§ What you have to do
In the data that follows, count the lines in which the word "only" occurs, and report that figure alone.
** Start Data section **
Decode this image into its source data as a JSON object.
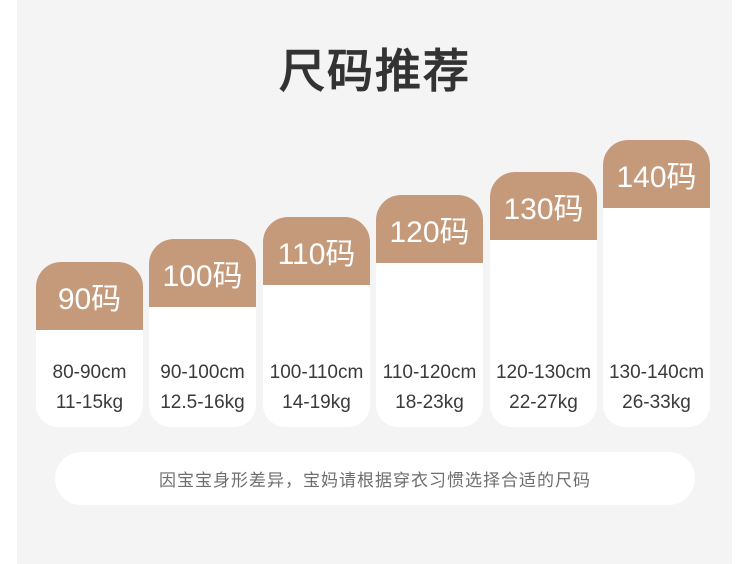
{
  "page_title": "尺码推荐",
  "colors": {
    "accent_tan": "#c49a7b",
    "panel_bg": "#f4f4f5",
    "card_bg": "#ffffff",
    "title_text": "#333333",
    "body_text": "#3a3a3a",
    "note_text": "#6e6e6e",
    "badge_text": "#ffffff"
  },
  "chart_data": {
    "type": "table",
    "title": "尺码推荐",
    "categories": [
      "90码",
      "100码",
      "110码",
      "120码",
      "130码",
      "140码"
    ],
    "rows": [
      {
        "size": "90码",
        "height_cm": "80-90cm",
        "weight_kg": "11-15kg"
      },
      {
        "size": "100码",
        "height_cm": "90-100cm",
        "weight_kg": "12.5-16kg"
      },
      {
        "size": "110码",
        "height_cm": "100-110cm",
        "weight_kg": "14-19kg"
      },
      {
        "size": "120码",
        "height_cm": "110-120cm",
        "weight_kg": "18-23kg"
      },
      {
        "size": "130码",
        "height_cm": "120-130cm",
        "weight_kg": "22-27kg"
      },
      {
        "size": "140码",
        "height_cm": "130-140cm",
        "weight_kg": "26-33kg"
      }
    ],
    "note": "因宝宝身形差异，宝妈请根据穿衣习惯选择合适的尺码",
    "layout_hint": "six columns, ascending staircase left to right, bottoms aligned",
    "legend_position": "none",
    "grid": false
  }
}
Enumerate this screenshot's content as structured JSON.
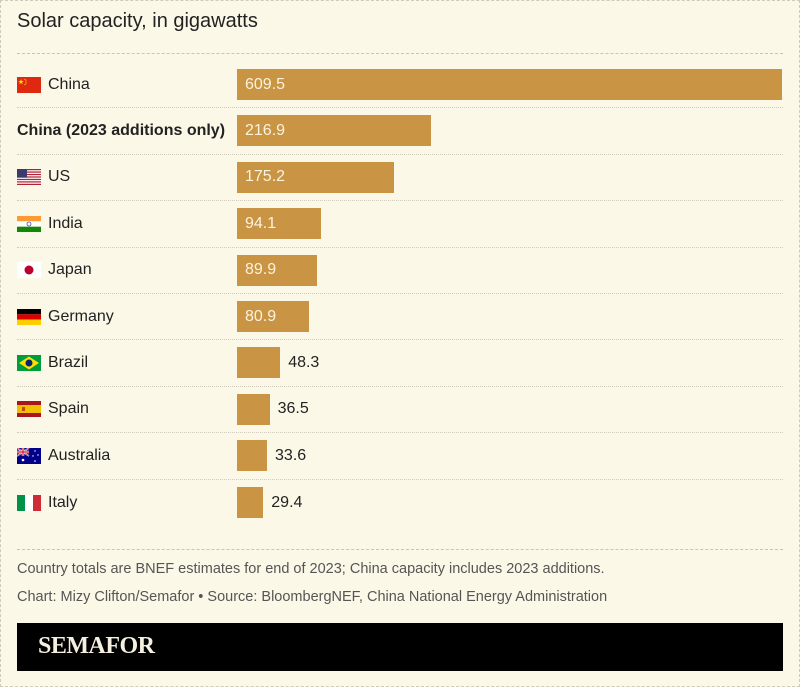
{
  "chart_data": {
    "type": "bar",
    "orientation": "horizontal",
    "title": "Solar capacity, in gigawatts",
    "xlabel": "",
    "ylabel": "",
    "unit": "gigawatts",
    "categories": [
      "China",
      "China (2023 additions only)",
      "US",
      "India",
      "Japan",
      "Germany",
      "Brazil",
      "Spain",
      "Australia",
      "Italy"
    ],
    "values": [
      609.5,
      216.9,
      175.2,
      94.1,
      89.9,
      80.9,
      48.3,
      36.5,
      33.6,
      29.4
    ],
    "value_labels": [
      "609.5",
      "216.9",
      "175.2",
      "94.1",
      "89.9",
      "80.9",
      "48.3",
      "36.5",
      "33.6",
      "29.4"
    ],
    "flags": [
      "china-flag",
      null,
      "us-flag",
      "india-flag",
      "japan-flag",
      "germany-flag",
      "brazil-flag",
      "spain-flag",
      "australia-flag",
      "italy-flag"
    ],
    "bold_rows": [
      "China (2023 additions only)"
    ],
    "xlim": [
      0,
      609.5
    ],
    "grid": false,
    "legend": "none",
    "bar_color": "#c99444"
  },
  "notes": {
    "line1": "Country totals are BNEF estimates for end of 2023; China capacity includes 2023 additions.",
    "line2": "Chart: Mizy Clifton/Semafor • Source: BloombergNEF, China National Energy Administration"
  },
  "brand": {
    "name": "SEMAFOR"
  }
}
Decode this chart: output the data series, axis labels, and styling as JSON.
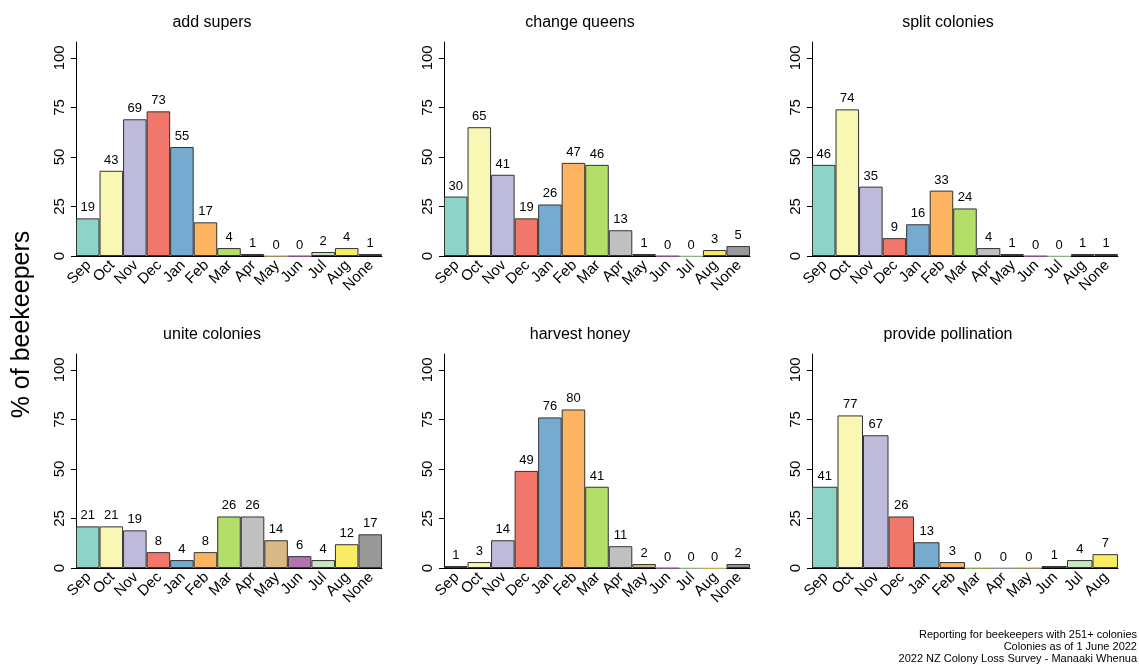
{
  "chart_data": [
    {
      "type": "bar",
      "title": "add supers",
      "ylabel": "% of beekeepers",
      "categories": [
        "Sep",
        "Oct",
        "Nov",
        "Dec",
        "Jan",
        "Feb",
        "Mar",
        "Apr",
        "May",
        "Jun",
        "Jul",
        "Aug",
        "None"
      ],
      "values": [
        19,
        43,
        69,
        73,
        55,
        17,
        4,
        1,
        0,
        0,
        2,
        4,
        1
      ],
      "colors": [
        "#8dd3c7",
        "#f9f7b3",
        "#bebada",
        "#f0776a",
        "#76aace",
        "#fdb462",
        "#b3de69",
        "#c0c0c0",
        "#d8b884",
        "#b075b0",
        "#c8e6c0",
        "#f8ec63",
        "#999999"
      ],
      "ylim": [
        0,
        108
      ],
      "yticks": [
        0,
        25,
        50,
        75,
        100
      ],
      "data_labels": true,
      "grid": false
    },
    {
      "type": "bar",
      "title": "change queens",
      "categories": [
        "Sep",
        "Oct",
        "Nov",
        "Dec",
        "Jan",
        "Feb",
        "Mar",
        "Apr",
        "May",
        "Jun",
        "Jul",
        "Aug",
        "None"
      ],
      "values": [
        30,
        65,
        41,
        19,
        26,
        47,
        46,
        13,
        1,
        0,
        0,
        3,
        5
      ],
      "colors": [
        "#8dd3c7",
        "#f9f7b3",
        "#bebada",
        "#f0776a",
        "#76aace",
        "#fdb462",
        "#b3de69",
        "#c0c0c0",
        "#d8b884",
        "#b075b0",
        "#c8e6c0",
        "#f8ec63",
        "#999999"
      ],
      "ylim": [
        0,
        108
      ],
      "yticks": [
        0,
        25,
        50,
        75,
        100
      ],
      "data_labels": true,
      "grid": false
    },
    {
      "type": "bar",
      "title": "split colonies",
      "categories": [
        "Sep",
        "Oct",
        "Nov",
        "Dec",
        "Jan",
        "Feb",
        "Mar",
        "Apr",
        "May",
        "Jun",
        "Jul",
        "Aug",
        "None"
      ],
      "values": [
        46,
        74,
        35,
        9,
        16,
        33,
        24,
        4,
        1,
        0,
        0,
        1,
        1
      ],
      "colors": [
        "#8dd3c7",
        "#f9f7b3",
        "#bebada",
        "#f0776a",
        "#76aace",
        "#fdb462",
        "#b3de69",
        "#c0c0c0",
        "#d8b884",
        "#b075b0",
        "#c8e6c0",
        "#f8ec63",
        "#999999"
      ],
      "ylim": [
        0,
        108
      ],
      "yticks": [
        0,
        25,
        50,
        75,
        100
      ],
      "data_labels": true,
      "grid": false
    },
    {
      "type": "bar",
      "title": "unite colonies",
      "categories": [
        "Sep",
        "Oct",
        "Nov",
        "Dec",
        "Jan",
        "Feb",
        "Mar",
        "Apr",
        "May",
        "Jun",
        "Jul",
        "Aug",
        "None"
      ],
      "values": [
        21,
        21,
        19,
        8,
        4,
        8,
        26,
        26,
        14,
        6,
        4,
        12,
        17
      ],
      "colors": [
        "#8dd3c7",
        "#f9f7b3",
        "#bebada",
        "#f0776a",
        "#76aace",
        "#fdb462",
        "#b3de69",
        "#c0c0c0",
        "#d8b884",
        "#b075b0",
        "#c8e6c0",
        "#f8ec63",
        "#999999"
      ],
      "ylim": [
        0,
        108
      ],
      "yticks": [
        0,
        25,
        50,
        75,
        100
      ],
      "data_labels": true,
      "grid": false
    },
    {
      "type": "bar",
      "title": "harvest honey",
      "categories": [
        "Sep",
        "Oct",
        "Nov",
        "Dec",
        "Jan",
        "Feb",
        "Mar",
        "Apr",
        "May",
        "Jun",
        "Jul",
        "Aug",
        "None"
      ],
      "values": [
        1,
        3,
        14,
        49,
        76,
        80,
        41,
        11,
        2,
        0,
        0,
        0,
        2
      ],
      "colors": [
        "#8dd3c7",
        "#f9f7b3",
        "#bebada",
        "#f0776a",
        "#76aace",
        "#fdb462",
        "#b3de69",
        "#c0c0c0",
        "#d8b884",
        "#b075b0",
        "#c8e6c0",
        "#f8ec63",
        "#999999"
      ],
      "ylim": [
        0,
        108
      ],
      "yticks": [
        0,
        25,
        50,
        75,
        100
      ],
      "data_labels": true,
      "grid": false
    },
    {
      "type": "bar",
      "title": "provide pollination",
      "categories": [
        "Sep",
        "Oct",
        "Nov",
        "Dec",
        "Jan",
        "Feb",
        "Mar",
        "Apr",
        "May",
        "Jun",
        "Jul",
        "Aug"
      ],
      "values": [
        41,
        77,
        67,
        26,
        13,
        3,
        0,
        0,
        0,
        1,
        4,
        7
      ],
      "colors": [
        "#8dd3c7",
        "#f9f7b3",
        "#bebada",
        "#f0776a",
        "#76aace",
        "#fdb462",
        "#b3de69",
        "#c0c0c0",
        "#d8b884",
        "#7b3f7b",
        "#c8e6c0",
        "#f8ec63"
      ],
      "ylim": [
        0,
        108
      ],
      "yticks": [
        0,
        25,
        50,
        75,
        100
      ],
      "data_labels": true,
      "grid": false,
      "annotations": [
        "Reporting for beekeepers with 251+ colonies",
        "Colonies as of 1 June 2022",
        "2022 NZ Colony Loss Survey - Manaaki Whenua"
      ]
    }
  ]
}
** End Data section **
§ In response
2